_Material for the task_.
------------------------------------------------------------
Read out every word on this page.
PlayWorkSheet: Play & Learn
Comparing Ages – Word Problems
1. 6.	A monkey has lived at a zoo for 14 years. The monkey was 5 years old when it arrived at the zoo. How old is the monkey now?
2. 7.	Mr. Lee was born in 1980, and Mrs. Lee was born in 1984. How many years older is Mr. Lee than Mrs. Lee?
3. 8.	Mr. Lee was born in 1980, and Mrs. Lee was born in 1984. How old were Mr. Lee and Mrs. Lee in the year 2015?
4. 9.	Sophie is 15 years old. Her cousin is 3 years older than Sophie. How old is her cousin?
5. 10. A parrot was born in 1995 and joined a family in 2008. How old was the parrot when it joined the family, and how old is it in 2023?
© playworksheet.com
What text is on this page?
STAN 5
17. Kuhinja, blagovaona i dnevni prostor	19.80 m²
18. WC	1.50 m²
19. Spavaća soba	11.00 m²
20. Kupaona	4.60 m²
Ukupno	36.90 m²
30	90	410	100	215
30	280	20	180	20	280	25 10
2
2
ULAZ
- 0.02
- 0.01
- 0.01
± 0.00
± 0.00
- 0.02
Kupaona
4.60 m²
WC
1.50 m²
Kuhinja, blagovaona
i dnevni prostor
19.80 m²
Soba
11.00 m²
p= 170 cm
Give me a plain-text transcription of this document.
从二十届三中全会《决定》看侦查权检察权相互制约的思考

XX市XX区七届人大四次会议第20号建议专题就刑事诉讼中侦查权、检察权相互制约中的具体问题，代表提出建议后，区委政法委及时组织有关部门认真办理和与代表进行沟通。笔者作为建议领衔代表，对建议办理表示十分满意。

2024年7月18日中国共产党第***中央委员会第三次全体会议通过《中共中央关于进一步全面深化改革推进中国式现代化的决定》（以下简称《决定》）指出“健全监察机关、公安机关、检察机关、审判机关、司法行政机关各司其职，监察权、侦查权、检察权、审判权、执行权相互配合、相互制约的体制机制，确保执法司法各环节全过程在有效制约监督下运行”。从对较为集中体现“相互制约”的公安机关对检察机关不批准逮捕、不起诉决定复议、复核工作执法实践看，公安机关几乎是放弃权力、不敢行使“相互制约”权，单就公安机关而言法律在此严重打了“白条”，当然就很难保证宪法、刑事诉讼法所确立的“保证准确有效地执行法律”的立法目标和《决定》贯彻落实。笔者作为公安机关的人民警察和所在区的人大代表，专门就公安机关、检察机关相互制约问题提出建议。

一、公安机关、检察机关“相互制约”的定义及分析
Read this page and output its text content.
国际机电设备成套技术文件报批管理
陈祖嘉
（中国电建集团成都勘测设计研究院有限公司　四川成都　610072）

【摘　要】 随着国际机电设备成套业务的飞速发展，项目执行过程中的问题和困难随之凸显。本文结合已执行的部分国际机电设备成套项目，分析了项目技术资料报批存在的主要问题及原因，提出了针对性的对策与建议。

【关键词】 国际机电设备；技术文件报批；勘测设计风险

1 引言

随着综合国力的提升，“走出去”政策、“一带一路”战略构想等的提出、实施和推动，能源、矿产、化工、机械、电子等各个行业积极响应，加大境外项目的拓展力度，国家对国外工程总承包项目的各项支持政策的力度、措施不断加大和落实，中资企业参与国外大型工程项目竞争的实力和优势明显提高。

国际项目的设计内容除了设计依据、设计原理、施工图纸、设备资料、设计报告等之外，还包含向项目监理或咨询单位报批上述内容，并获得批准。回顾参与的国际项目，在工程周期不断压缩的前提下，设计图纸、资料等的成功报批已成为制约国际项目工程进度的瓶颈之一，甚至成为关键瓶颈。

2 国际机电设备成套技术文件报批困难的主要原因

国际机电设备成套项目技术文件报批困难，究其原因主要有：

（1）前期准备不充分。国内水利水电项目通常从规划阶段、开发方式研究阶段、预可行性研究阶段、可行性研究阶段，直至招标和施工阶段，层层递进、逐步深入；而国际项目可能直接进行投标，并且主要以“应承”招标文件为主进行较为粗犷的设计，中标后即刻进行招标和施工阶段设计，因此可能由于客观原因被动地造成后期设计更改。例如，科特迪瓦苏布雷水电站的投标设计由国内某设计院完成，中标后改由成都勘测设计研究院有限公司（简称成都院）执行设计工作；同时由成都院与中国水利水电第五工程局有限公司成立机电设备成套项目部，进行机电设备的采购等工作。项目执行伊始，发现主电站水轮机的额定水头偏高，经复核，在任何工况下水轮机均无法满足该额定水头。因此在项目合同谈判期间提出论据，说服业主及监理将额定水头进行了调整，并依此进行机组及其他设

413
------------------------------------------------------------
Transcribe the records above exactly, but only from the line that contains "What text is on this page?" through their final line, inclusive.

_Full output_.
What text is on this page?
STAN 5
17. Kuhinja, blagovaona i dnevni prostor	19.80 m²
18. WC	1.50 m²
19. Spavaća soba	11.00 m²
20. Kupaona	4.60 m²
Ukupno	36.90 m²
30	90	410	100	215
30	280	20	180	20	280	25 10
2
2
ULAZ
- 0.02
- 0.01
- 0.01
± 0.00
± 0.00
- 0.02
Kupaona
4.60 m²
WC
1.50 m²
Kuhinja, blagovaona
i dnevni prostor
19.80 m²
Soba
11.00 m²
p= 170 cm
Give me a plain-text transcription of this document.
从二十届三中全会《决定》看侦查权检察权相互制约的思考

XX市XX区七届人大四次会议第20号建议专题就刑事诉讼中侦查权、检察权相互制约中的具体问题，代表提出建议后，区委政法委及时组织有关部门认真办理和与代表进行沟通。笔者作为建议领衔代表，对建议办理表示十分满意。

2024年7月18日中国共产党第***中央委员会第三次全体会议通过《中共中央关于进一步全面深化改革推进中国式现代化的决定》（以下简称《决定》）指出“健全监察机关、公安机关、检察机关、审判机关、司法行政机关各司其职，监察权、侦查权、检察权、审判权、执行权相互配合、相互制约的体制机制，确保执法司法各环节全过程在有效制约监督下运行”。从对较为集中体现“相互制约”的公安机关对检察机关不批准逮捕、不起诉决定复议、复核工作执法实践看，公安机关几乎是放弃权力、不敢行使“相互制约”权，单就公安机关而言法律在此严重打了“白条”，当然就很难保证宪法、刑事诉讼法所确立的“保证准确有效地执行法律”的立法目标和《决定》贯彻落实。笔者作为公安机关的人民警察和所在区的人大代表，专门就公安机关、检察机关相互制约问题提出建议。

一、公安机关、检察机关“相互制约”的定义及分析
Read this page and output its text content.
国际机电设备成套技术文件报批管理
陈祖嘉
（中国电建集团成都勘测设计研究院有限公司　四川成都　610072）

【摘　要】 随着国际机电设备成套业务的飞速发展，项目执行过程中的问题和困难随之凸显。本文结合已执行的部分国际机电设备成套项目，分析了项目技术资料报批存在的主要问题及原因，提出了针对性的对策与建议。

【关键词】 国际机电设备；技术文件报批；勘测设计风险

1 引言

随着综合国力的提升，“走出去”政策、“一带一路”战略构想等的提出、实施和推动，能源、矿产、化工、机械、电子等各个行业积极响应，加大境外项目的拓展力度，国家对国外工程总承包项目的各项支持政策的力度、措施不断加大和落实，中资企业参与国外大型工程项目竞争的实力和优势明显提高。

国际项目的设计内容除了设计依据、设计原理、施工图纸、设备资料、设计报告等之外，还包含向项目监理或咨询单位报批上述内容，并获得批准。回顾参与的国际项目，在工程周期不断压缩的前提下，设计图纸、资料等的成功报批已成为制约国际项目工程进度的瓶颈之一，甚至成为关键瓶颈。

2 国际机电设备成套技术文件报批困难的主要原因

国际机电设备成套项目技术文件报批困难，究其原因主要有：

（1）前期准备不充分。国内水利水电项目通常从规划阶段、开发方式研究阶段、预可行性研究阶段、可行性研究阶段，直至招标和施工阶段，层层递进、逐步深入；而国际项目可能直接进行投标，并且主要以“应承”招标文件为主进行较为粗犷的设计，中标后即刻进行招标和施工阶段设计，因此可能由于客观原因被动地造成后期设计更改。例如，科特迪瓦苏布雷水电站的投标设计由国内某设计院完成，中标后改由成都勘测设计研究院有限公司（简称成都院）执行设计工作；同时由成都院与中国水利水电第五工程局有限公司成立机电设备成套项目部，进行机电设备的采购等工作。项目执行伊始，发现主电站水轮机的额定水头偏高，经复核，在任何工况下水轮机均无法满足该额定水头。因此在项目合同谈判期间提出论据，说服业主及监理将额定水头进行了调整，并依此进行机组及其他设

413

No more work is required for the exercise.